▶ [Task brief]
Search the listing below for the word "Staff" and copy each line that holds it.

▶ [Exercise materials]
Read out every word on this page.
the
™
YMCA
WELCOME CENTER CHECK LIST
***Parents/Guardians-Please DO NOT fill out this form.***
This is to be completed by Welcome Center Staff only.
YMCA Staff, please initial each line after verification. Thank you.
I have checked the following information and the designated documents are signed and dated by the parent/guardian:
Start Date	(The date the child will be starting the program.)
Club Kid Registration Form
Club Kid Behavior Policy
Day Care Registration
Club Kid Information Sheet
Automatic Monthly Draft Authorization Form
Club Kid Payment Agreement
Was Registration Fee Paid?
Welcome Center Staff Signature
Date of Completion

---

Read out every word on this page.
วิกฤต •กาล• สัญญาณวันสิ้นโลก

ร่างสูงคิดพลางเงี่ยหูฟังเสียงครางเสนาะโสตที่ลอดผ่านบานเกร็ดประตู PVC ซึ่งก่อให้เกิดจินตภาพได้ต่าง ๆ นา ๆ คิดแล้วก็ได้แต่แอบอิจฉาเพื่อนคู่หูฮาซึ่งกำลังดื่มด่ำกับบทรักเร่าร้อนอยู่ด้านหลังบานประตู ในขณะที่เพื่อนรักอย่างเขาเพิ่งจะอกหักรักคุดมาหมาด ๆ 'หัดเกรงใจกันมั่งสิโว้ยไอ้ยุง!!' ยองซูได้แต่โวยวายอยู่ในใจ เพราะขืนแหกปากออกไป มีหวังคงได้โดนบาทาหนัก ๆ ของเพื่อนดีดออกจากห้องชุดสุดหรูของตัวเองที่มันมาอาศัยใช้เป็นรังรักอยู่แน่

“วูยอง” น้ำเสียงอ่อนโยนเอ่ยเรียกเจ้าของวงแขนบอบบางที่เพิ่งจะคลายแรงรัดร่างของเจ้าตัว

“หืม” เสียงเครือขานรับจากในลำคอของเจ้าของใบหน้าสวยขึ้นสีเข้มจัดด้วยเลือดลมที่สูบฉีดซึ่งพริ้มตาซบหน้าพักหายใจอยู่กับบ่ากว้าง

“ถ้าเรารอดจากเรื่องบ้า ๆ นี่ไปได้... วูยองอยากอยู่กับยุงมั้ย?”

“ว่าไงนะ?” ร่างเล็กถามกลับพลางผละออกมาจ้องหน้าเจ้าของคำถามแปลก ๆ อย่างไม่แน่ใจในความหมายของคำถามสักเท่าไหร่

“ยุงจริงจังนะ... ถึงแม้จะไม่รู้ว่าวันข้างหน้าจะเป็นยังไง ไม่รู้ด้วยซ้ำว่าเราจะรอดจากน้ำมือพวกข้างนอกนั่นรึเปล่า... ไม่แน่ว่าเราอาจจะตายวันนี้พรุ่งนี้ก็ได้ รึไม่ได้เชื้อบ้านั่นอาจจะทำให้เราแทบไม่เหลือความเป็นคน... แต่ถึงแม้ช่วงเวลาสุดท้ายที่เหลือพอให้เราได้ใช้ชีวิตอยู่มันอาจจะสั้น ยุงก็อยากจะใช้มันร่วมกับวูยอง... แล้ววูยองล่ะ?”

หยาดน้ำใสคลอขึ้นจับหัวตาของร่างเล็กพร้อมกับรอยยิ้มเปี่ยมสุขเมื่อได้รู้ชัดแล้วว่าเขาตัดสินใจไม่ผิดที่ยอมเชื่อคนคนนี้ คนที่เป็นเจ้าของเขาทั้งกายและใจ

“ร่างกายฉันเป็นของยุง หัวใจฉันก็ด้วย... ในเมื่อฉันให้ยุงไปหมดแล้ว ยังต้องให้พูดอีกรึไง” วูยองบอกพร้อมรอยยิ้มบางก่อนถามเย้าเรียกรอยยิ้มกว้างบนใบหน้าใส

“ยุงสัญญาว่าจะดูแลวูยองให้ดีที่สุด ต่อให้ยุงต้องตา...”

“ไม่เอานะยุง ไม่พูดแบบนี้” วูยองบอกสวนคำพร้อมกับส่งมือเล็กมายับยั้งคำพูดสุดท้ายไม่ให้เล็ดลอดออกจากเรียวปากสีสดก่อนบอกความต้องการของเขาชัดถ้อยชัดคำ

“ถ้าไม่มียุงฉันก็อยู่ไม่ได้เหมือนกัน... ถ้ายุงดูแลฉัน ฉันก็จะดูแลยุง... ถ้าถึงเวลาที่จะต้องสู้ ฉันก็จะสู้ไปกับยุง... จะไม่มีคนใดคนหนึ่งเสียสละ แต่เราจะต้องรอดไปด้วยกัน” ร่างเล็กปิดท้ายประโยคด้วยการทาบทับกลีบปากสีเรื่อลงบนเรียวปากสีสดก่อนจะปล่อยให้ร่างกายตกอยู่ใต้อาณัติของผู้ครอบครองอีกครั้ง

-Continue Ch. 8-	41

▶ [Response to this exercise]
This is to be completed by Welcome Center Staff only.
YMCA Staff, please initial each line after verification. Thank you.
Welcome Center Staff Signature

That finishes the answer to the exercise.